======== DATA IN THIS EXERCISE ========
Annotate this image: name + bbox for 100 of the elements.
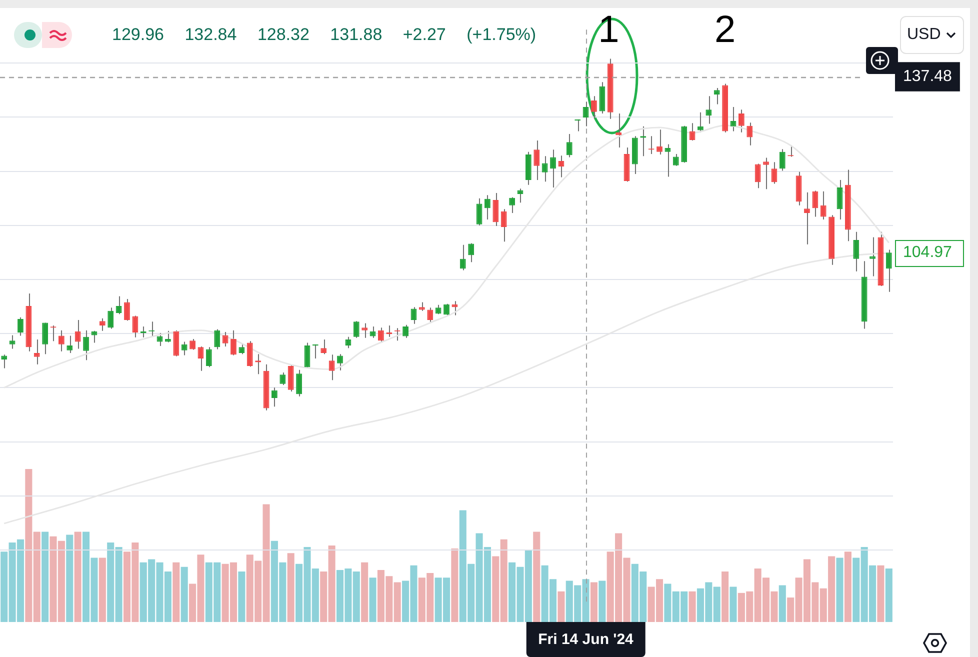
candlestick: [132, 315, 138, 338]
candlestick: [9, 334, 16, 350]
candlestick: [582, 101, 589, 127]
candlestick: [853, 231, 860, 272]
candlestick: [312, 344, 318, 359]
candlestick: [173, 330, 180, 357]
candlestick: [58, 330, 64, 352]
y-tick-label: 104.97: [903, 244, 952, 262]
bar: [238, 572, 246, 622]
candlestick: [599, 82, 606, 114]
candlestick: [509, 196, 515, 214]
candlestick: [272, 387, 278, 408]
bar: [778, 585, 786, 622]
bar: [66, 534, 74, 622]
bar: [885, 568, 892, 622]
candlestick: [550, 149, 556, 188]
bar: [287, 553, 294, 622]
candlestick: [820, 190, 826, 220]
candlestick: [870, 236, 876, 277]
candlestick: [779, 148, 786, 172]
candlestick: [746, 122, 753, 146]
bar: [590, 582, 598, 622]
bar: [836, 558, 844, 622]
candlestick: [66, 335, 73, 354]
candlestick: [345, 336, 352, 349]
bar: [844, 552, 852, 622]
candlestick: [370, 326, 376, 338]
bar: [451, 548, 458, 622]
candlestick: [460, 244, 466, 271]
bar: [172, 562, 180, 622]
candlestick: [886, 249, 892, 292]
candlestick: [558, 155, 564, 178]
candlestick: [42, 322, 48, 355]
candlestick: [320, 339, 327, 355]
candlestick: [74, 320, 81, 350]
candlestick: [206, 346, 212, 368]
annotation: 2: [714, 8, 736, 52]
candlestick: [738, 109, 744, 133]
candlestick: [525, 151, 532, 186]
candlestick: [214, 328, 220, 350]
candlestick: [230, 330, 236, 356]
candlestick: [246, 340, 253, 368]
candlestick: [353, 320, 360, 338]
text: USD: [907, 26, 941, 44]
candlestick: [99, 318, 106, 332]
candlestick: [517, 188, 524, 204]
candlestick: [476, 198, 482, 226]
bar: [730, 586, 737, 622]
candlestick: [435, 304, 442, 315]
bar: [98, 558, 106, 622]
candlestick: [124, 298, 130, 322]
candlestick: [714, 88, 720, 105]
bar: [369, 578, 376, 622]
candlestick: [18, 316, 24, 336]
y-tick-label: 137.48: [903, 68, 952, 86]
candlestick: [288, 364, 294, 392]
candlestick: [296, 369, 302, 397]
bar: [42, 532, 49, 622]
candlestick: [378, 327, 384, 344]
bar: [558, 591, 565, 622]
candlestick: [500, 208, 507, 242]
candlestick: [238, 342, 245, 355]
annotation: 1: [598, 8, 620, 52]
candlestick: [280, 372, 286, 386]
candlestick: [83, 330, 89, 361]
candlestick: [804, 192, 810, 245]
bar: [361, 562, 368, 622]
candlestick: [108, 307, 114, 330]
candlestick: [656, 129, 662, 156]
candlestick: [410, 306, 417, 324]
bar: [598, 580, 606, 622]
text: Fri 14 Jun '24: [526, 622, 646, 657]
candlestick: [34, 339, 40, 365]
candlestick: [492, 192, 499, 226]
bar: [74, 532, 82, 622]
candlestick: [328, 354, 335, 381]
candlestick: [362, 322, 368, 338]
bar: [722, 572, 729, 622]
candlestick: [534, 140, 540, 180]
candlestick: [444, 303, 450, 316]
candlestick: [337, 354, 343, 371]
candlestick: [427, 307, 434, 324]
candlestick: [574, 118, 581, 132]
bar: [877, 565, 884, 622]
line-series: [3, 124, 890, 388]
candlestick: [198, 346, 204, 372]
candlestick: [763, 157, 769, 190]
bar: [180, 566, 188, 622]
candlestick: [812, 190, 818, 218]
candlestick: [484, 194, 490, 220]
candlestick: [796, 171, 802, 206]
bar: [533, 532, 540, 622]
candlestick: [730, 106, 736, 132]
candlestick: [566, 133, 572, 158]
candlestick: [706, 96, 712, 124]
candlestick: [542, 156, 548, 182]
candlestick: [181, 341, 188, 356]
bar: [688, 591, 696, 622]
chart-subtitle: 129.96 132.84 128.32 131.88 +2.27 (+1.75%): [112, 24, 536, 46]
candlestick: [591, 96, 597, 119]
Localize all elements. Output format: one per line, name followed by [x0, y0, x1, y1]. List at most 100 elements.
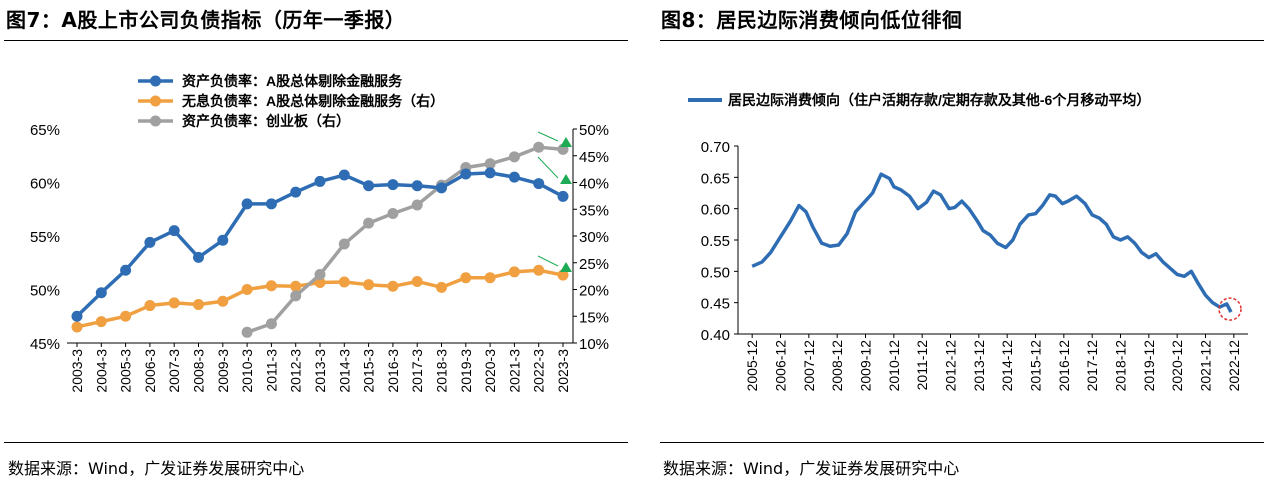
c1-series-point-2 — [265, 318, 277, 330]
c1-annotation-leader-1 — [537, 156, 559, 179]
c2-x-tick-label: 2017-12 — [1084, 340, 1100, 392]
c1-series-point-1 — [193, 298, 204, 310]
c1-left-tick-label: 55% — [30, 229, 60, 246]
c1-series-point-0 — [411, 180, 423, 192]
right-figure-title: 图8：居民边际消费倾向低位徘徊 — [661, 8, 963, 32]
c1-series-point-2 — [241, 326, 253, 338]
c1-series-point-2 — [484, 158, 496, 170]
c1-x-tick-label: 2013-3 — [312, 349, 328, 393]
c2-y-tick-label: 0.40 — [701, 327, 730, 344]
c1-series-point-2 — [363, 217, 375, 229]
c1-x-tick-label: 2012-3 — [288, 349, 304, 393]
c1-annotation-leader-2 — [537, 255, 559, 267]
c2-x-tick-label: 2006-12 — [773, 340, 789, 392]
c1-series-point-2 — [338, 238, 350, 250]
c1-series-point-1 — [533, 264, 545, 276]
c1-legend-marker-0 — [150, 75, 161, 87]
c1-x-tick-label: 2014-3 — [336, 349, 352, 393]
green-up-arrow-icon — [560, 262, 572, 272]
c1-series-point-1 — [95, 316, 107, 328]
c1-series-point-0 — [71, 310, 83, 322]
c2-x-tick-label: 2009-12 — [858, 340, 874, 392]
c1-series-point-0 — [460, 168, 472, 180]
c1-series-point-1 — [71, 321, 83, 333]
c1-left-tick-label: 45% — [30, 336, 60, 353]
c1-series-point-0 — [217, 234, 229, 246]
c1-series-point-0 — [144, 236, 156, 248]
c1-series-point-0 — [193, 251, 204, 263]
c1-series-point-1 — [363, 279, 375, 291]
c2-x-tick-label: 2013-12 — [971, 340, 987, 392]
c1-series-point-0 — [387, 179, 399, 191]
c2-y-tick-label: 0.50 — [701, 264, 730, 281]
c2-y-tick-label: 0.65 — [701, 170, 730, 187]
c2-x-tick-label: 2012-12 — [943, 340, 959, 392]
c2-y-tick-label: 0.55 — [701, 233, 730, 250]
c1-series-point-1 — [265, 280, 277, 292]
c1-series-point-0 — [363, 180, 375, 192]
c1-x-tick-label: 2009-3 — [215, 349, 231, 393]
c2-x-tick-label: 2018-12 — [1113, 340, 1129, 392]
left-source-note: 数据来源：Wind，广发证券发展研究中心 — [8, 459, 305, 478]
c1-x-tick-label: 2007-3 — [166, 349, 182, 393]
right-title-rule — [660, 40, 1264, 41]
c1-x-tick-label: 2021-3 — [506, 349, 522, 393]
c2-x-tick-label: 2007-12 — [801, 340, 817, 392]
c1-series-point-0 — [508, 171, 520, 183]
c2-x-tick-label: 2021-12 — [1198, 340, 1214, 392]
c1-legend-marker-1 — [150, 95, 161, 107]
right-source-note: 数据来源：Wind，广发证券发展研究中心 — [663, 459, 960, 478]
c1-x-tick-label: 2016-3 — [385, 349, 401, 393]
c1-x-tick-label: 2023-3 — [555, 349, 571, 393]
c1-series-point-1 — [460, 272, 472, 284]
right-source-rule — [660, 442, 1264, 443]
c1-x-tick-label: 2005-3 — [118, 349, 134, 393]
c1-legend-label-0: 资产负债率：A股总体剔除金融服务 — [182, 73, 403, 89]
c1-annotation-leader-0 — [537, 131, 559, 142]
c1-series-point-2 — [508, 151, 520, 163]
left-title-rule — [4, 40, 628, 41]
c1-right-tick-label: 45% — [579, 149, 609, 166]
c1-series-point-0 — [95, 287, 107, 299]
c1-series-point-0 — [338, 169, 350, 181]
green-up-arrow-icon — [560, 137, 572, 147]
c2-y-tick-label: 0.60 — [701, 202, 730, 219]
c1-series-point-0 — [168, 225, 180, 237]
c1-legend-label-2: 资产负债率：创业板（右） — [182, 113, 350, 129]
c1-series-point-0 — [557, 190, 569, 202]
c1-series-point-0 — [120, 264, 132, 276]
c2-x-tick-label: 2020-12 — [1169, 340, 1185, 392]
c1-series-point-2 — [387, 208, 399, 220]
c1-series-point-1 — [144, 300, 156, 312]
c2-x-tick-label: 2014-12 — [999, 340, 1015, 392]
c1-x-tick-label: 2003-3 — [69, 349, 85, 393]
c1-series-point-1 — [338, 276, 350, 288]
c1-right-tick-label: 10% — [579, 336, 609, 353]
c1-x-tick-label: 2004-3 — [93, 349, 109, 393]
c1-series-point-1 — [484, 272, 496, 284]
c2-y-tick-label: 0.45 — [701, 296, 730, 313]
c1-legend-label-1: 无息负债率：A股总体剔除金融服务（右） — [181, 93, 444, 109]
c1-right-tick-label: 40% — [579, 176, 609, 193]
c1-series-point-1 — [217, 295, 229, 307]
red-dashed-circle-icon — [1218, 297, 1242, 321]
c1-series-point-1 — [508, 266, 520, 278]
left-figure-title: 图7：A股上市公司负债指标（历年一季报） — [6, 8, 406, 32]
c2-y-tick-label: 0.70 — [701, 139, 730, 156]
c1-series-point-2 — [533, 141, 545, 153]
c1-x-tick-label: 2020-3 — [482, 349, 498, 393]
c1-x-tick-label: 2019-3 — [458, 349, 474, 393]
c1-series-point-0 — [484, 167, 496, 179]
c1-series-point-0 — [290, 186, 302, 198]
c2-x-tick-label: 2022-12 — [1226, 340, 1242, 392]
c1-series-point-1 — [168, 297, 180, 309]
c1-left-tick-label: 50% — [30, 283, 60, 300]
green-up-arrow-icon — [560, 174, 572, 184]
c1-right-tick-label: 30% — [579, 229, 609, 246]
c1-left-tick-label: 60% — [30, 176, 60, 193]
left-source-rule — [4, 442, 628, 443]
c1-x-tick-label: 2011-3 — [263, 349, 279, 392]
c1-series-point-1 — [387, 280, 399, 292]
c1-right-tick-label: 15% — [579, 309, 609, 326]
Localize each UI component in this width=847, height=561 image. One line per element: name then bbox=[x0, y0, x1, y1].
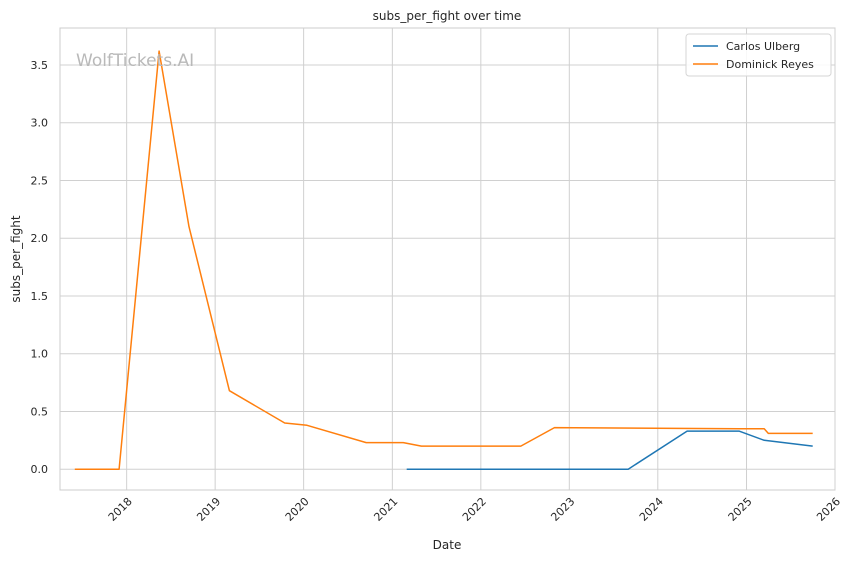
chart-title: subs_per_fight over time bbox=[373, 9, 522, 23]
========
◆ **DIRECTIVE**: Please format the entries from the line containing "c1-series-point-2 — [265, 318, 277, 330]" through the line containing "c1-series-point-2 — [363, 217, 375, 229]", both included, as a Markdown table with the columns Row and Line. Number the lines in Row, put each line's text in Line, and leave out any blank lines.

◆ **PROBLEM SOLUTION**:
| Row | Line |
|---|---|
| 1 | c1-series-point-2 — [265, 318, 277, 330] |
| 2 | c1-annotation-leader-1 — [537, 156, 559, 179] |
| 3 | c2-x-tick-label: 2017-12 — [1084, 340, 1100, 392] |
| 4 | c1-series-point-1 — [193, 298, 204, 310] |
| 5 | c1-left-tick-label: 55% — [30, 229, 60, 246] |
| 6 | c1-series-point-0 — [411, 180, 423, 192] |
| 7 | right-figure-title: 图8：居民边际消费倾向低位徘徊 — [661, 8, 963, 32] |
| 8 | c1-series-point-2 — [241, 326, 253, 338] |
| 9 | c1-series-point-2 — [484, 158, 496, 170] |
| 10 | c1-x-tick-label: 2013-3 — [312, 349, 328, 393] |
| 11 | c2-y-tick-label: 0.40 — [701, 327, 730, 344] |
| 12 | c1-series-point-2 — [363, 217, 375, 229] |